What to work on =
1. Extract everything in the abstract on management accounting information systems from "Design/methodology/approach" down to "to business management.".
2. Extend the abstract on management accounting information systems, beginning directly after its final sentence.

#### Document section

Fábio Frezatti, David B. Carter and Marcelo F.G. Barroso
An effective management accounting information system (MAIS), as well as the accounting discourse related to it, can support, facilitate, enable, and constrain diverse…
Abstract
Purpose
An effective management accounting information system (MAIS), as well as the accounting discourse related to it, can support, facilitate, enable, and constrain diverse business discourses. This paper aims to examine the discursive and organisational effects of an organisation accounting upon absent accounting artefacts, i.e. accounting without accounting. Situated within the discursive literature, this paper examines the construction of competing articulations of the organisation by focusing on what accounting does or does not do within an organisation. In particular, the paper acknowledges the fundamental importance of the accounting discourse in supporting, facilitating, enabling, and constraining competing organisational discourses, as it illustrates how the absence of accounting centralises power within the organisation.
Design/methodology/approach
From a rhetorical, discursive perspective, the authors develop an in-depth qualitative case study in a manufacturing organisation where MAIS has been abandoned for approximately two years. Interpretive research approaches, from a post-structural perspective, provided the base for the structure of the research. The authors studied how other organisational discourses (such as entrepreneurship and growth), which are traditionally constructed with reference to accounting and other artefacts, continued to be produced and sustained. The non-use and non-availability of management accounting information created a vacuum that needed to be filled. The lack of discursive counterpoints and counter-evidence provided by MAIS created a vacuum of information, allowing powerful, proxy discourses to prevail in the organisation, increasing risks to business management.

########
#### Records supplied

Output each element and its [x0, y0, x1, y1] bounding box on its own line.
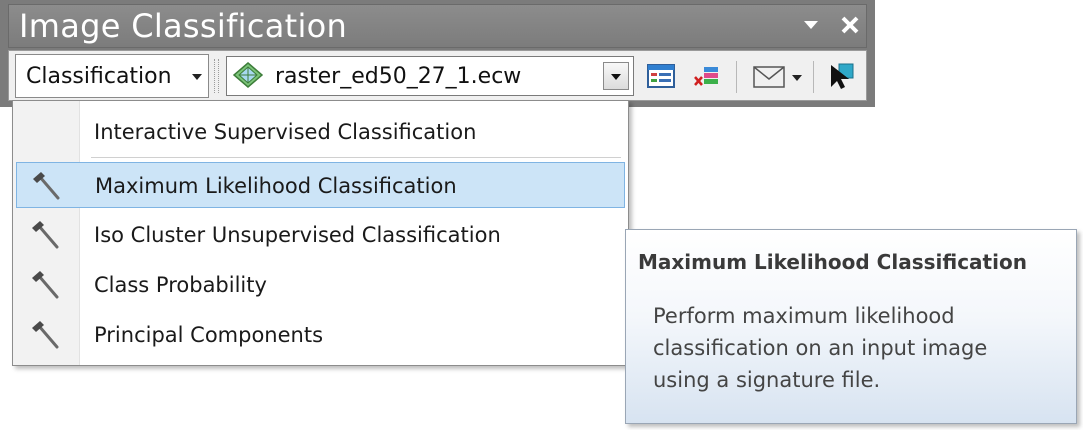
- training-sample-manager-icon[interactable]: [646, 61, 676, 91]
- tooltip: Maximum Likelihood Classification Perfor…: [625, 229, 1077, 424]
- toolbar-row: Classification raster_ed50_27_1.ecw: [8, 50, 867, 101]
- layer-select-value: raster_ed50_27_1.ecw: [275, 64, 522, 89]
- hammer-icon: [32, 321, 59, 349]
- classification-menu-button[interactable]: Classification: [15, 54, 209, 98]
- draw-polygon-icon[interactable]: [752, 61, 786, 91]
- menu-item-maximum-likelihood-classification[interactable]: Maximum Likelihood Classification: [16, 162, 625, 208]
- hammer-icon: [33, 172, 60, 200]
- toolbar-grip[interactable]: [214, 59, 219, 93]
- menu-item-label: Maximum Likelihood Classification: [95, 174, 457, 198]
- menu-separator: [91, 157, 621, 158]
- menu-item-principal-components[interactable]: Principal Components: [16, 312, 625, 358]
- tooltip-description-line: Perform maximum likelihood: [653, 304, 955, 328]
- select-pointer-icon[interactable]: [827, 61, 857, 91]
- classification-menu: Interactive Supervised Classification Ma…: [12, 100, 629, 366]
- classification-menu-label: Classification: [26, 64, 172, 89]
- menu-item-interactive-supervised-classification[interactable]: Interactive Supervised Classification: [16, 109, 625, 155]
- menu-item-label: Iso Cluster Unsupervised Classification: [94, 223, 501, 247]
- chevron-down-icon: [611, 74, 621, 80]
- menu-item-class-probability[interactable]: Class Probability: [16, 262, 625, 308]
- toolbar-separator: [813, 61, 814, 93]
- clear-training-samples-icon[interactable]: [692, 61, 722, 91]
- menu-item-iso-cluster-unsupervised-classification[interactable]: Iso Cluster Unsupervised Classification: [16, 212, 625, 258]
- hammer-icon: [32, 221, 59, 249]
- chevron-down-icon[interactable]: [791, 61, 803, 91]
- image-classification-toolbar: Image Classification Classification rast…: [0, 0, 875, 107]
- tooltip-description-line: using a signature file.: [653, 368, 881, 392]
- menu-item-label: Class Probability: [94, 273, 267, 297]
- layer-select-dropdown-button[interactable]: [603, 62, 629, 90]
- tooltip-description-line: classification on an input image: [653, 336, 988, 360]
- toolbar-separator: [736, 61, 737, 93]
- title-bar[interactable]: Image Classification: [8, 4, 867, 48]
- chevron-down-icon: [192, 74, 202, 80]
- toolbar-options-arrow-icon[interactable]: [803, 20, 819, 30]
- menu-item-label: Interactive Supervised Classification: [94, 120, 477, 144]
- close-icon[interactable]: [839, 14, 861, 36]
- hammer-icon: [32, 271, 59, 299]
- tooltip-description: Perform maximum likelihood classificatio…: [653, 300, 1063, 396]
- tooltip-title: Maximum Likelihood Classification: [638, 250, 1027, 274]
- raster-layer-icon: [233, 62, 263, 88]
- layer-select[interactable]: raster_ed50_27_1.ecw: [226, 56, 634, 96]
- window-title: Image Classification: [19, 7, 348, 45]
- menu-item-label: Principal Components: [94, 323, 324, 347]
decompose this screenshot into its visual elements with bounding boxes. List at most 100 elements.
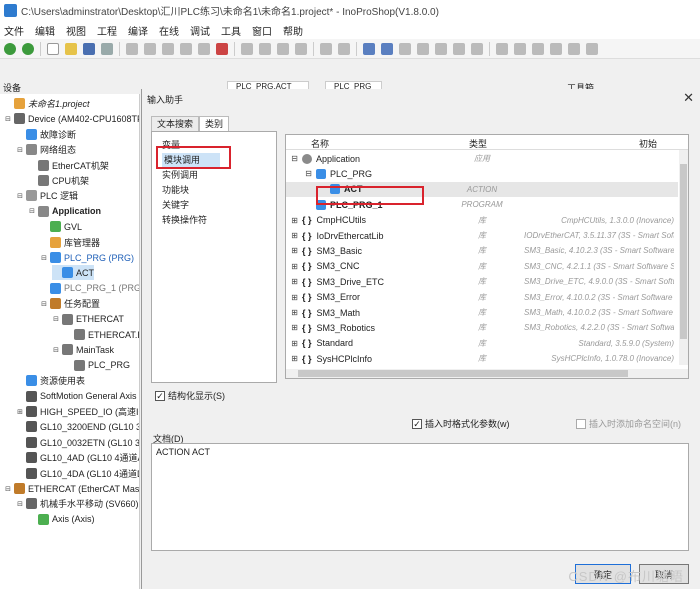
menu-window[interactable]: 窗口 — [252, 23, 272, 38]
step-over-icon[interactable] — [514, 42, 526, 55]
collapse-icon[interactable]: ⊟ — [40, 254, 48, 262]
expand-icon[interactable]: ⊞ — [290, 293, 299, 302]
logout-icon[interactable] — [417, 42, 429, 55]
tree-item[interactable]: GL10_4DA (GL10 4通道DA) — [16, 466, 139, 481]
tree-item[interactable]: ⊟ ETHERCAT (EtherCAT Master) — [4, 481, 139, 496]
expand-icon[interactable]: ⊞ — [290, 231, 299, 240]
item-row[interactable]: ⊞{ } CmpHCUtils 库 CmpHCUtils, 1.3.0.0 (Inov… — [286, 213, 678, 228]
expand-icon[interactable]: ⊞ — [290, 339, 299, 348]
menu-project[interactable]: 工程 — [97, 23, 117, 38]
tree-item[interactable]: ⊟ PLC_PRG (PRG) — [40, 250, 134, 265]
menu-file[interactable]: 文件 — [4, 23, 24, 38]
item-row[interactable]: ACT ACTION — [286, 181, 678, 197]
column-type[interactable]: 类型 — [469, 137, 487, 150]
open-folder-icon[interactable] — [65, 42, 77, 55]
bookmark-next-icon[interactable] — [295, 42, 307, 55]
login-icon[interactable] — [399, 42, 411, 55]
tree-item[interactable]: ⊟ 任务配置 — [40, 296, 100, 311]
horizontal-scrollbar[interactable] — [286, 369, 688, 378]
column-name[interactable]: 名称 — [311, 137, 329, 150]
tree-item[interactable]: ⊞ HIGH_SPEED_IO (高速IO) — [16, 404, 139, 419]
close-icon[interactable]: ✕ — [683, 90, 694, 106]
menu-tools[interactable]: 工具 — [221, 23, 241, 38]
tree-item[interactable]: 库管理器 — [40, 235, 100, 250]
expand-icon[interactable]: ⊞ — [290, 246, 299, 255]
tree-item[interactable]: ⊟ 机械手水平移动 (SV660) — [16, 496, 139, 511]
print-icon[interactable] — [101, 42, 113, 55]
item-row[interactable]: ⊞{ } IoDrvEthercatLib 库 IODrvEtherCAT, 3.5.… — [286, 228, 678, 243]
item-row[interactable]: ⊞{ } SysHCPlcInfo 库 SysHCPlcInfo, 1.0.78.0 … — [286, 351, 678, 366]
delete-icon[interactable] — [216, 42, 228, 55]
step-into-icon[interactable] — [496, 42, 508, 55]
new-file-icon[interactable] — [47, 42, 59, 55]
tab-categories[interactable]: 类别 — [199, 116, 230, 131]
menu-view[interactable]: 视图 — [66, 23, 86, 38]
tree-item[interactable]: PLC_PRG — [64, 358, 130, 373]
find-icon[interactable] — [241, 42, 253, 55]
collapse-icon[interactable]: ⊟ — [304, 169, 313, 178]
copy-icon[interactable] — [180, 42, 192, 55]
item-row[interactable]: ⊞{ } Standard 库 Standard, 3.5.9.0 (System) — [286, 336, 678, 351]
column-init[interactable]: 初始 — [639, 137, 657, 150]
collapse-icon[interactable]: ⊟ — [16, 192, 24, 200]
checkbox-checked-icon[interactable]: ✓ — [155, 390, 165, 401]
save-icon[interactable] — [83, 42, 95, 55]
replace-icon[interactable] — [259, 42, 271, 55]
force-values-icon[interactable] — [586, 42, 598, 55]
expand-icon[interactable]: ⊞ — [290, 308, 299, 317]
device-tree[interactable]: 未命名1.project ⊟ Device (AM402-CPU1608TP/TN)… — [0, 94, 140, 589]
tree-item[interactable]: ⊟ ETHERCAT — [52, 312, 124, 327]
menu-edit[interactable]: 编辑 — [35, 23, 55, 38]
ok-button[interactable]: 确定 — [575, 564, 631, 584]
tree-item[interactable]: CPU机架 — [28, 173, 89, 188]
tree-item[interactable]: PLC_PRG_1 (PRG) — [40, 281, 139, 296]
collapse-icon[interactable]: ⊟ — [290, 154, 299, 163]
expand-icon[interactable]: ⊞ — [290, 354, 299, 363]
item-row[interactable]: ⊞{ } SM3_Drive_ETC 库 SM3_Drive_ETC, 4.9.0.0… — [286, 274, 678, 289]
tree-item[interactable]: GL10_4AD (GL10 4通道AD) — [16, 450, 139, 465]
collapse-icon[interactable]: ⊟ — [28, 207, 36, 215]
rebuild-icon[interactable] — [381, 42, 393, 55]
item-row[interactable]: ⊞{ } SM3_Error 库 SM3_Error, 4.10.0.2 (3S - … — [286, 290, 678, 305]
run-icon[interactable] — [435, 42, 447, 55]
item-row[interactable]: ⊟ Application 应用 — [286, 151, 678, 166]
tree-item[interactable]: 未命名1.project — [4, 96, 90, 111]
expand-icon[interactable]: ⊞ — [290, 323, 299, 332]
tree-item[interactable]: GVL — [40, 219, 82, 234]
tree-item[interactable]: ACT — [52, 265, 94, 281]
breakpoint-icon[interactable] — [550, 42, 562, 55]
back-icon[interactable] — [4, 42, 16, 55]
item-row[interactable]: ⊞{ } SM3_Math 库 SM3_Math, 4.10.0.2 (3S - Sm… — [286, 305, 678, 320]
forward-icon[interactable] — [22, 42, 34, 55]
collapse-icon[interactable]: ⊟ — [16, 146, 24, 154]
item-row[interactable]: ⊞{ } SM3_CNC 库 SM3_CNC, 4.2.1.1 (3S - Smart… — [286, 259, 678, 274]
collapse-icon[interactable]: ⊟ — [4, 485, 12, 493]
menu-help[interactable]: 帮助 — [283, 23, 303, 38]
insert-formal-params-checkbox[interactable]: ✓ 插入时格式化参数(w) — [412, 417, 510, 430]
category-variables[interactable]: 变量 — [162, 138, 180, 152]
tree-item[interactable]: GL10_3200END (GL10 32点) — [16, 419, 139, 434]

########

Written answers =
1.
Design/methodology/approach
From a rhetorical, discursive perspective, the authors develop an in-depth qualitative case study in a manufacturing organisation where MAIS has been abandoned for approximately two years. Interpretive research approaches, from a post-structural perspective, provided the base for the structure of the research. The authors studied how other organisational discourses (such as entrepreneurship and growth), which are traditionally constructed with reference to accounting and other artefacts, continued to be produced and sustained. The non-use and non-availability of management accounting information created a vacuum that needed to be filled. The lack of discursive counterpoints and counter-evidence provided by MAIS created a vacuum of information, allowing powerful, proxy discourses to prevail in the organisation, increasing risks to business management.

2.
Findings
The absence of MAIS to support an accounting discourse requires that contingent discourses “fill in the discursive gap”. Despite appearances, they are no substitute for the accounting discourse. Thus, over time, the entrepreneurial, growth and partners' discourses lose credibility, without the corresponding use of management accounting information and its associated discourse.
Originality/value
There are at least two main contributions from the case study and the findings presented in this paper: first, they provide a new perspective for studying MAIS, as a specific organisational discourse among other discourses that shape people relationship within the organisation as an examination of accounting without accounting. Second, this discussion reinforces the relevance of accounting discourse for other organisational discourses, supporting, facilitating, enabling, and constraining them, by demonstrating the effects of its absence.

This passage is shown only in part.